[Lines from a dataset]
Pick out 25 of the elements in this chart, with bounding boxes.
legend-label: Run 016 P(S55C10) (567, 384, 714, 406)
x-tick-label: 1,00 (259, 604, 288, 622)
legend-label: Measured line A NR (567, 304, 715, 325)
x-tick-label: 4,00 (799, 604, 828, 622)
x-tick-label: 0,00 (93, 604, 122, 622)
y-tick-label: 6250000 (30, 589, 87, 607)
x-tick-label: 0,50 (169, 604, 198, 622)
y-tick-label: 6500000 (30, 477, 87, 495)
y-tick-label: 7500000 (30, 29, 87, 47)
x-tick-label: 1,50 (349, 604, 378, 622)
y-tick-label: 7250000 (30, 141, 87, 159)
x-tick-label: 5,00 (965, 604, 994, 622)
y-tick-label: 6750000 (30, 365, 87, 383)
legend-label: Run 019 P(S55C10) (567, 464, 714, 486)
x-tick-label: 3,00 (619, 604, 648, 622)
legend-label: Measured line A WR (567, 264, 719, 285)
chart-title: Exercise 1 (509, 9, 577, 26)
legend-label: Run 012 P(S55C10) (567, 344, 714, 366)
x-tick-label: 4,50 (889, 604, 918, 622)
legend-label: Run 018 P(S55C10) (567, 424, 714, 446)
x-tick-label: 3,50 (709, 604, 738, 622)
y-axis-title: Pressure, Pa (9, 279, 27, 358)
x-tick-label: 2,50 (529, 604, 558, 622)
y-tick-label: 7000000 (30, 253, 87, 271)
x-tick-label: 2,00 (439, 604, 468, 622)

# DIRECTIONS
Rewrite all of the lines above, swapping "Run" for "Trial" wherever it appears and leaving everything else unchanged.

# FULL ANSWER
Pick out 25 of the elements in this chart, with bounding boxes.
legend-label: Trial 016 P(S55C10) (567, 384, 714, 406)
x-tick-label: 1,00 (259, 604, 288, 622)
legend-label: Measured line A NR (567, 304, 715, 325)
x-tick-label: 4,00 (799, 604, 828, 622)
x-tick-label: 0,00 (93, 604, 122, 622)
y-tick-label: 6250000 (30, 589, 87, 607)
x-tick-label: 0,50 (169, 604, 198, 622)
y-tick-label: 6500000 (30, 477, 87, 495)
y-tick-label: 7500000 (30, 29, 87, 47)
x-tick-label: 1,50 (349, 604, 378, 622)
y-tick-label: 7250000 (30, 141, 87, 159)
x-tick-label: 5,00 (965, 604, 994, 622)
y-tick-label: 6750000 (30, 365, 87, 383)
legend-label: Trial 019 P(S55C10) (567, 464, 714, 486)
x-tick-label: 3,00 (619, 604, 648, 622)
legend-label: Measured line A WR (567, 264, 719, 285)
chart-title: Exercise 1 (509, 9, 577, 26)
legend-label: Trial 012 P(S55C10) (567, 344, 714, 366)
x-tick-label: 4,50 (889, 604, 918, 622)
legend-label: Trial 018 P(S55C10) (567, 424, 714, 446)
x-tick-label: 3,50 (709, 604, 738, 622)
y-axis-title: Pressure, Pa (9, 279, 27, 358)
x-tick-label: 2,50 (529, 604, 558, 622)
y-tick-label: 7000000 (30, 253, 87, 271)
x-tick-label: 2,00 (439, 604, 468, 622)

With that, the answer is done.